From the listing that follows, extract every line and set it down unaltered.

[Dataset records]
:::::

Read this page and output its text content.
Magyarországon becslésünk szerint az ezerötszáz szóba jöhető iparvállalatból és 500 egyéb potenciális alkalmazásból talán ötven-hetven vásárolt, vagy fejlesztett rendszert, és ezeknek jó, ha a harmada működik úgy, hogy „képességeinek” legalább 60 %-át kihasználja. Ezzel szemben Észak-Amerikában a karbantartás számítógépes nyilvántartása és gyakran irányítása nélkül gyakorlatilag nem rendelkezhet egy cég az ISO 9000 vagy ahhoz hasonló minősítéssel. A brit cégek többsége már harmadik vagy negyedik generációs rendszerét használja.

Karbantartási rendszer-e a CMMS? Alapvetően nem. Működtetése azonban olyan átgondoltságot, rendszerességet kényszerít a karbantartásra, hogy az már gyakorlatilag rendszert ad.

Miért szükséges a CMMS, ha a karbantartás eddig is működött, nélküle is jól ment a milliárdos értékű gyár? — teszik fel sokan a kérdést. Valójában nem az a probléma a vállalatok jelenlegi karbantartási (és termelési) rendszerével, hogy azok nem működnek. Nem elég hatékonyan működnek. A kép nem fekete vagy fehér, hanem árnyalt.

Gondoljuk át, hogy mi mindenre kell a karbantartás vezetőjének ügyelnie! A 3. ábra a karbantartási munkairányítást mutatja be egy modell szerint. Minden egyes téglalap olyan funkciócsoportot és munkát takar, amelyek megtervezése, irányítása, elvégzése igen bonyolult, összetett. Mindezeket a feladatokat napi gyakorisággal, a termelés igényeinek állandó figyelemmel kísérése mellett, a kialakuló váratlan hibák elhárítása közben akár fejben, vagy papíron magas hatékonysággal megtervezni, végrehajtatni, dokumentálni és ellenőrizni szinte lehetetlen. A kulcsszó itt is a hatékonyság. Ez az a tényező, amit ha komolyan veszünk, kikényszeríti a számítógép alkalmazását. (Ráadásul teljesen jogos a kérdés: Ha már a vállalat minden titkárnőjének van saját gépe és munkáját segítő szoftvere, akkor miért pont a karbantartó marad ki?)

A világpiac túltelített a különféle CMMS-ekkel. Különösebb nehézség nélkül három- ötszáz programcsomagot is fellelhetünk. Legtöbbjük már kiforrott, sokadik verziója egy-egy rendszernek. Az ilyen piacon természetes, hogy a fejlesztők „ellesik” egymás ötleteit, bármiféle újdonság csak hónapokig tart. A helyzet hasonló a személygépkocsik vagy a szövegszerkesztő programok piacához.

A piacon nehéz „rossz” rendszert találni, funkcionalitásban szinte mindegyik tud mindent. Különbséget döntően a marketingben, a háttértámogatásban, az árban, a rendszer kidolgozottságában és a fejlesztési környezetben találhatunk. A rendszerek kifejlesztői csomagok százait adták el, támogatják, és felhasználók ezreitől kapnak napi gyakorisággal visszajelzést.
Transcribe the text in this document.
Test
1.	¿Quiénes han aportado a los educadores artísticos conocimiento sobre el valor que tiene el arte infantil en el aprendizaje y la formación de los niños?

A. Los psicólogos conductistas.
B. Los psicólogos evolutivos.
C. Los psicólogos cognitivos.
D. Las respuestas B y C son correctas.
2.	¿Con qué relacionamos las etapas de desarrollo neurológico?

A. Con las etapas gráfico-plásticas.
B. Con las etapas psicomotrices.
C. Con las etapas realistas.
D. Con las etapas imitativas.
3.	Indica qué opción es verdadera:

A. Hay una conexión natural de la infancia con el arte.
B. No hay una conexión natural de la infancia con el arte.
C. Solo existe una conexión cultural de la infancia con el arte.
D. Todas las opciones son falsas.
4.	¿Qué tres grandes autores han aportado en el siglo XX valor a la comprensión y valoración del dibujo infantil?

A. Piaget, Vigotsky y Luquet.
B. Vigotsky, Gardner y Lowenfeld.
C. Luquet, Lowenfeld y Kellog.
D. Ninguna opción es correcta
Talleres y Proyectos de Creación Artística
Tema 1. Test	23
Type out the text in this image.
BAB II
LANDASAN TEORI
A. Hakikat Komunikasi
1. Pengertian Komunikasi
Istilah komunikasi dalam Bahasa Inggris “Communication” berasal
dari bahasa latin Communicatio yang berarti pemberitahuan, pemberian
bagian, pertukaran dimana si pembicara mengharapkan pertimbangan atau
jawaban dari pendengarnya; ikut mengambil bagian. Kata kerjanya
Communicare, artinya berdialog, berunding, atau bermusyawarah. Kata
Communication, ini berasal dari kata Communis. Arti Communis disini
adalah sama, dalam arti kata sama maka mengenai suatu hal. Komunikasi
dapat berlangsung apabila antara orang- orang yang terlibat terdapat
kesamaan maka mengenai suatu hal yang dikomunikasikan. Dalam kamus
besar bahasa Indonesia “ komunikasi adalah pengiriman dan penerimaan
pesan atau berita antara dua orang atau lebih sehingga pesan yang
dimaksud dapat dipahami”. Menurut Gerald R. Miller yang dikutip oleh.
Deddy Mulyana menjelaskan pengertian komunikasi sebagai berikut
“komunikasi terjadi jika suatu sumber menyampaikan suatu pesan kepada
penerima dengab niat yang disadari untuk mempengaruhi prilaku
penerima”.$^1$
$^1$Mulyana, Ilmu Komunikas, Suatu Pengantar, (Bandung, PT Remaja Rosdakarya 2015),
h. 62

:::::

(SOLUTION BELOW)
Read this page and output its text content.
Magyarországon becslésünk szerint az ezerötszáz szóba jöhető iparvállalatból és 500 egyéb potenciális alkalmazásból talán ötven-hetven vásárolt, vagy fejlesztett rendszert, és ezeknek jó, ha a harmada működik úgy, hogy „képességeinek” legalább 60 %-át kihasználja. Ezzel szemben Észak-Amerikában a karbantartás számítógépes nyilvántartása és gyakran irányítása nélkül gyakorlatilag nem rendelkezhet egy cég az ISO 9000 vagy ahhoz hasonló minősítéssel. A brit cégek többsége már harmadik vagy negyedik generációs rendszerét használja.

Karbantartási rendszer-e a CMMS? Alapvetően nem. Működtetése azonban olyan átgondoltságot, rendszerességet kényszerít a karbantartásra, hogy az már gyakorlatilag rendszert ad.

Miért szükséges a CMMS, ha a karbantartás eddig is működött, nélküle is jól ment a milliárdos értékű gyár? — teszik fel sokan a kérdést. Valójában nem az a probléma a vállalatok jelenlegi karbantartási (és termelési) rendszerével, hogy azok nem működnek. Nem elég hatékonyan működnek. A kép nem fekete vagy fehér, hanem árnyalt.

Gondoljuk át, hogy mi mindenre kell a karbantartás vezetőjének ügyelnie! A 3. ábra a karbantartási munkairányítást mutatja be egy modell szerint. Minden egyes téglalap olyan funkciócsoportot és munkát takar, amelyek megtervezése, irányítása, elvégzése igen bonyolult, összetett. Mindezeket a feladatokat napi gyakorisággal, a termelés igényeinek állandó figyelemmel kísérése mellett, a kialakuló váratlan hibák elhárítása közben akár fejben, vagy papíron magas hatékonysággal megtervezni, végrehajtatni, dokumentálni és ellenőrizni szinte lehetetlen. A kulcsszó itt is a hatékonyság. Ez az a tényező, amit ha komolyan veszünk, kikényszeríti a számítógép alkalmazását. (Ráadásul teljesen jogos a kérdés: Ha már a vállalat minden titkárnőjének van saját gépe és munkáját segítő szoftvere, akkor miért pont a karbantartó marad ki?)

A világpiac túltelített a különféle CMMS-ekkel. Különösebb nehézség nélkül három- ötszáz programcsomagot is fellelhetünk. Legtöbbjük már kiforrott, sokadik verziója egy-egy rendszernek. Az ilyen piacon természetes, hogy a fejlesztők „ellesik” egymás ötleteit, bármiféle újdonság csak hónapokig tart. A helyzet hasonló a személygépkocsik vagy a szövegszerkesztő programok piacához.

A piacon nehéz „rossz” rendszert találni, funkcionalitásban szinte mindegyik tud mindent. Különbséget döntően a marketingben, a háttértámogatásban, az árban, a rendszer kidolgozottságában és a fejlesztési környezetben találhatunk. A rendszerek kifejlesztői csomagok százait adták el, támogatják, és felhasználók ezreitől kapnak napi gyakorisággal visszajelzést.
Transcribe the text in this document.
Test
1.	¿Quiénes han aportado a los educadores artísticos conocimiento sobre el valor que tiene el arte infantil en el aprendizaje y la formación de los niños?

A. Los psicólogos conductistas.
B. Los psicólogos evolutivos.
C. Los psicólogos cognitivos.
D. Las respuestas B y C son correctas.
2.	¿Con qué relacionamos las etapas de desarrollo neurológico?

A. Con las etapas gráfico-plásticas.
B. Con las etapas psicomotrices.
C. Con las etapas realistas.
D. Con las etapas imitativas.
3.	Indica qué opción es verdadera:

A. Hay una conexión natural de la infancia con el arte.
B. No hay una conexión natural de la infancia con el arte.
C. Solo existe una conexión cultural de la infancia con el arte.
D. Todas las opciones son falsas.
4.	¿Qué tres grandes autores han aportado en el siglo XX valor a la comprensión y valoración del dibujo infantil?

A. Piaget, Vigotsky y Luquet.
B. Vigotsky, Gardner y Lowenfeld.
C. Luquet, Lowenfeld y Kellog.
D. Ninguna opción es correcta
Talleres y Proyectos de Creación Artística
Tema 1. Test	23
Type out the text in this image.
BAB II
LANDASAN TEORI
A. Hakikat Komunikasi
1. Pengertian Komunikasi
Istilah komunikasi dalam Bahasa Inggris “Communication” berasal
dari bahasa latin Communicatio yang berarti pemberitahuan, pemberian
bagian, pertukaran dimana si pembicara mengharapkan pertimbangan atau
jawaban dari pendengarnya; ikut mengambil bagian. Kata kerjanya
Communicare, artinya berdialog, berunding, atau bermusyawarah. Kata
Communication, ini berasal dari kata Communis. Arti Communis disini
adalah sama, dalam arti kata sama maka mengenai suatu hal. Komunikasi
dapat berlangsung apabila antara orang- orang yang terlibat terdapat
kesamaan maka mengenai suatu hal yang dikomunikasikan. Dalam kamus
besar bahasa Indonesia “ komunikasi adalah pengiriman dan penerimaan
pesan atau berita antara dua orang atau lebih sehingga pesan yang
dimaksud dapat dipahami”. Menurut Gerald R. Miller yang dikutip oleh.
Deddy Mulyana menjelaskan pengertian komunikasi sebagai berikut
“komunikasi terjadi jika suatu sumber menyampaikan suatu pesan kepada
penerima dengab niat yang disadari untuk mempengaruhi prilaku
penerima”.$^1$
$^1$Mulyana, Ilmu Komunikas, Suatu Pengantar, (Bandung, PT Remaja Rosdakarya 2015),
h. 62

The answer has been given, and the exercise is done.